● RECORDS SUPPLIED
........

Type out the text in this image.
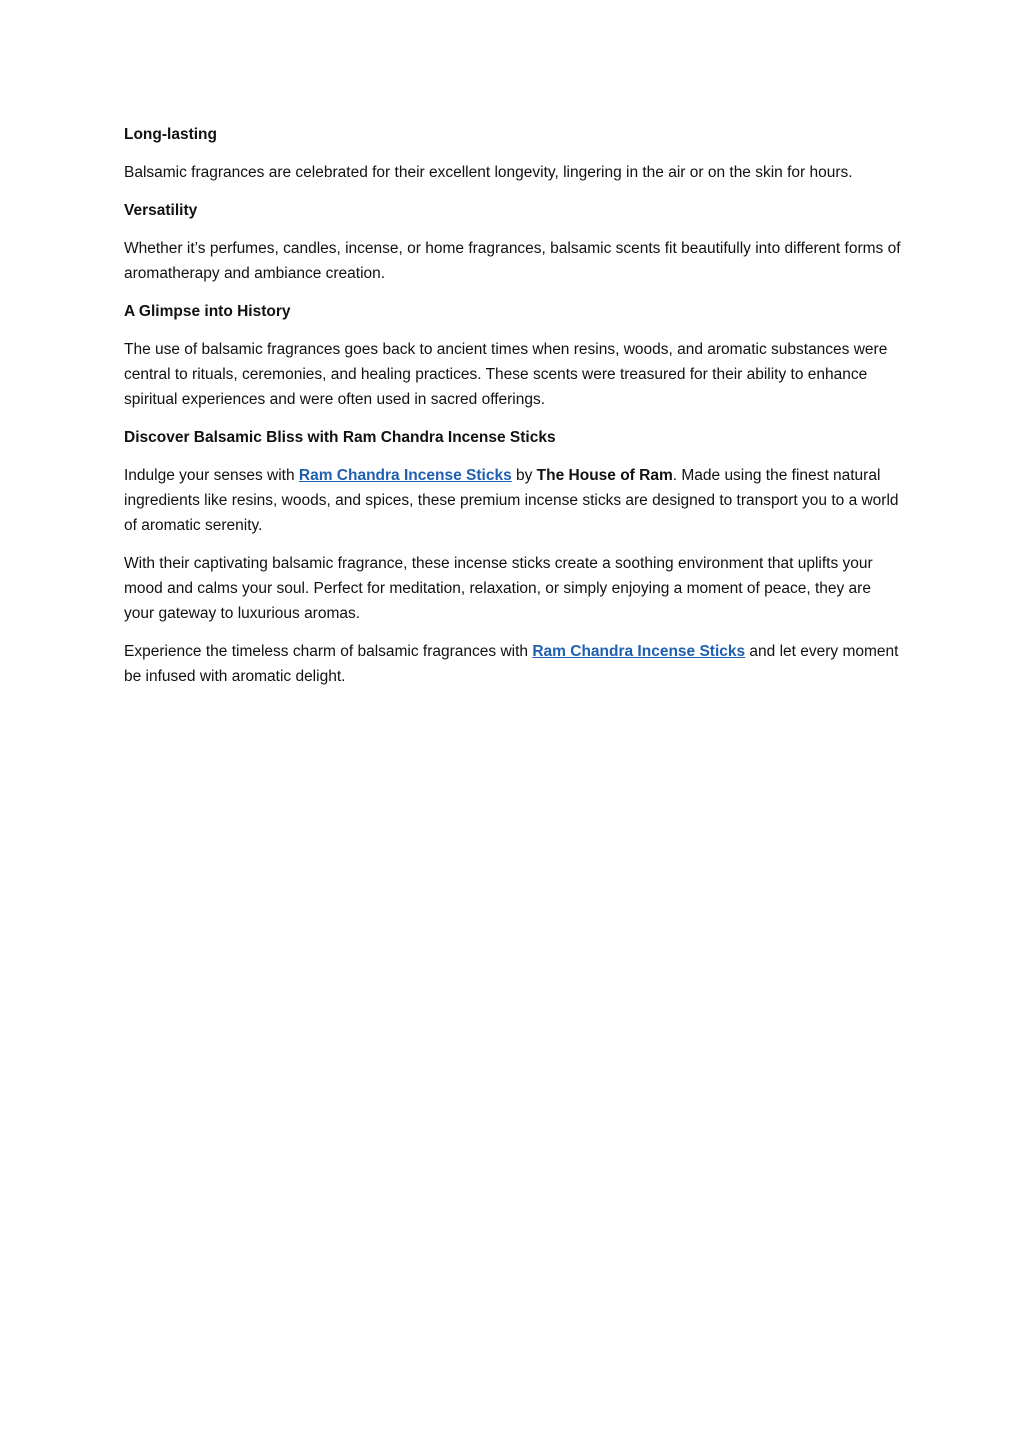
Long-lasting

Balsamic fragrances are celebrated for their excellent longevity, lingering in the air or on the skin for hours.

Versatility

Whether it’s perfumes, candles, incense, or home fragrances, balsamic scents fit beautifully into different forms of aromatherapy and ambiance creation.

A Glimpse into History

The use of balsamic fragrances goes back to ancient times when resins, woods, and aromatic substances were central to rituals, ceremonies, and healing practices. These scents were treasured for their ability to enhance spiritual experiences and were often used in sacred offerings.

Discover Balsamic Bliss with Ram Chandra Incense Sticks

Indulge your senses with Ram Chandra Incense Sticks by The House of Ram. Made using the finest natural ingredients like resins, woods, and spices, these premium incense sticks are designed to transport you to a world of aromatic serenity.

With their captivating balsamic fragrance, these incense sticks create a soothing environment that uplifts your mood and calms your soul. Perfect for meditation, relaxation, or simply enjoying a moment of peace, they are your gateway to luxurious aromas.

Experience the timeless charm of balsamic fragrances with Ram Chandra Incense Sticks and let every moment be infused with aromatic delight.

........

● WRITTEN INSTRUCTION
Your answer should be a single number: the count of lines in the material above that contain "woods".

● CORRECT OUTPUT
2